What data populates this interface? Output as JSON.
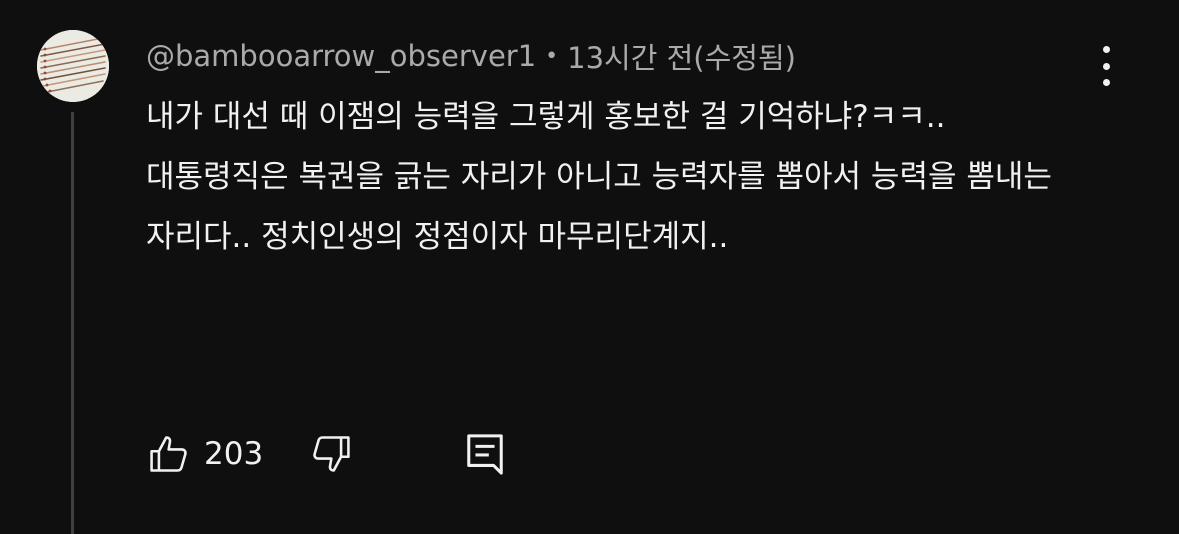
{
  "comment": {
    "author": "@bambooarrow_observer1",
    "separator": "•",
    "timestamp": "13시간 전(수정됨)",
    "paragraphs": [
      "내가 대선 때 이잼의 능력을 그렇게 홍보한 걸 기억하냐?ㅋㅋ..",
      "대통령직은 복권을 긁는 자리가 아니고 능력자를 뽑아서 능력을 뽐내는 자리다.. 정치인생의 정점이자 마무리단계지.."
    ],
    "like_count": "203"
  },
  "icons": {
    "avatar": "bamboo-arrows-avatar",
    "more": "vertical-ellipsis-icon",
    "like": "thumbs-up-icon",
    "dislike": "thumbs-down-icon",
    "reply": "reply-comment-icon"
  },
  "colors": {
    "background": "#0f0f0f",
    "text_primary": "#f1f1f1",
    "text_secondary": "#aaaaaa",
    "thread_line": "#3f3f3f"
  }
}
+--
Within the listing above, find every line containing the string "thumbs" and return it.

## THE SOLUTION
    "like": "thumbs-up-icon",
    "dislike": "thumbs-down-icon",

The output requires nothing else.